What is needed →
Filter the records below, copying every line that contains the string "body".
• • • • •
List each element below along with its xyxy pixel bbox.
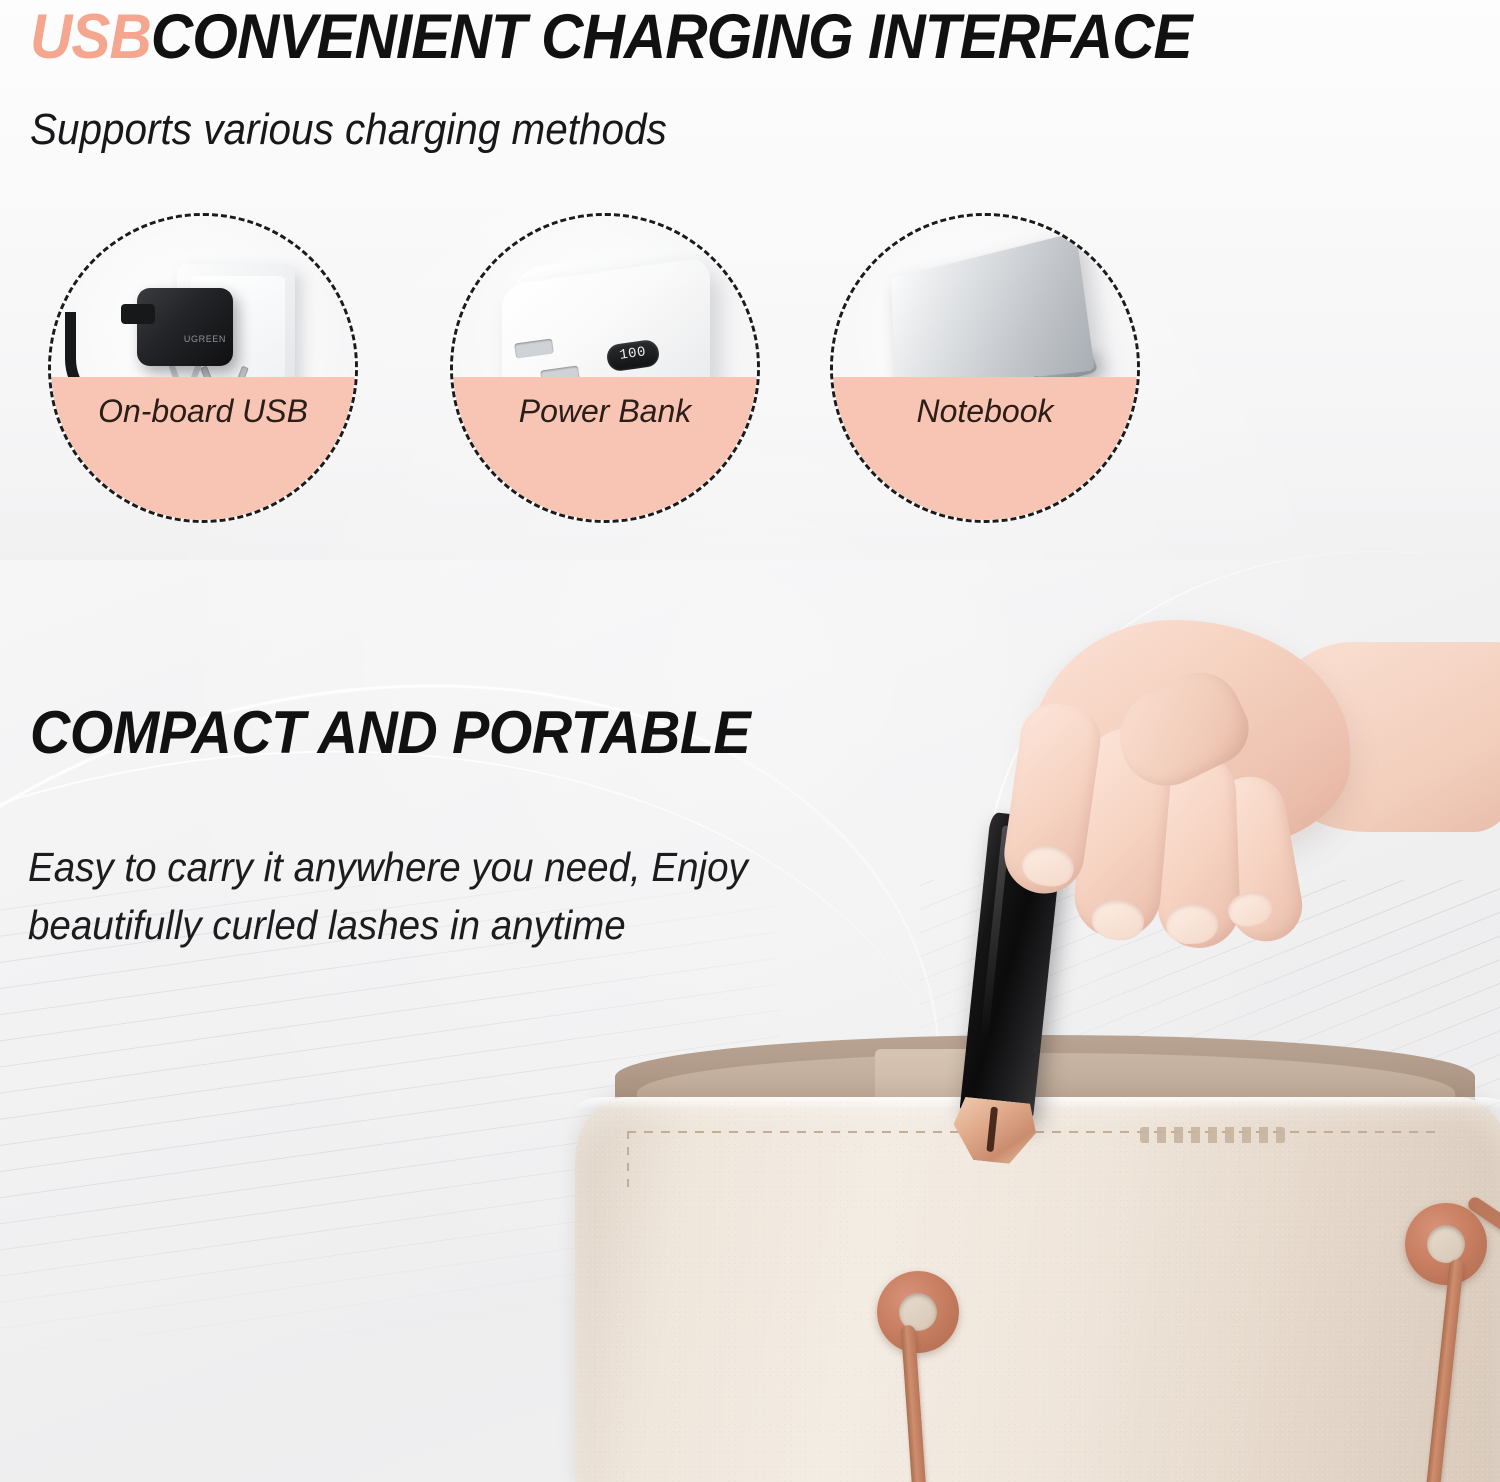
section-two-body: Easy to carry it anywhere you need, Enjo…	[28, 838, 855, 954]
headline-rest: CONVENIENT CHARGING INTERFACE	[151, 2, 1192, 72]
section-two-body-line-2: beautifully curled lashes in anytime	[28, 896, 855, 954]
handbag-drawstring-cord	[1424, 1259, 1464, 1482]
handbag-icon	[575, 1035, 1500, 1482]
badge-on-board-usb[interactable]: On-board USB	[48, 213, 358, 523]
hand-holding-icon	[960, 600, 1390, 1030]
section-one-headline: USBCONVENIENT CHARGING INTERFACE	[30, 2, 1192, 72]
handbag-grommet	[1405, 1203, 1487, 1285]
section-one-subheadline: Supports various charging methods	[30, 105, 667, 155]
background-swoosh-c	[886, 439, 1500, 1422]
badge-band: Notebook	[833, 377, 1137, 520]
curler-head-icon	[947, 1096, 1043, 1167]
background-line-pattern-right	[920, 880, 1500, 1300]
handbag-drawstring-cord	[901, 1325, 928, 1482]
badge-label-power-bank: Power Bank	[453, 393, 757, 430]
heated-eyelash-curler-icon	[960, 812, 1065, 1118]
badge-band: Power Bank	[453, 377, 757, 520]
section-two-body-line-1: Easy to carry it anywhere you need, Enjo…	[28, 838, 855, 896]
badge-notebook[interactable]: Notebook	[830, 213, 1140, 523]
handbag-grommet	[877, 1271, 959, 1353]
section-two-headline: COMPACT AND PORTABLE	[30, 700, 750, 766]
badge-label-on-board-usb: On-board USB	[51, 393, 355, 430]
product-feature-page: USBCONVENIENT CHARGING INTERFACE Support…	[0, 0, 1500, 1482]
headline-keyword: USB	[30, 2, 151, 72]
power-bank-display-value: 100	[606, 342, 660, 365]
badge-label-notebook: Notebook	[833, 393, 1137, 430]
badge-power-bank[interactable]: 100 Power Bank	[450, 213, 760, 523]
background-swoosh-a	[0, 545, 1052, 1482]
badge-band: On-board USB	[51, 377, 355, 520]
• • • • •
Written response →
section-two-body: Easy to carry it anywhere you need, Enjo…	[28, 838, 855, 954]
section-two-body-line-2: beautifully curled lashes in anytime	[28, 896, 855, 954]
section-two-body-line-1: Easy to carry it anywhere you need, Enjo…	[28, 838, 855, 896]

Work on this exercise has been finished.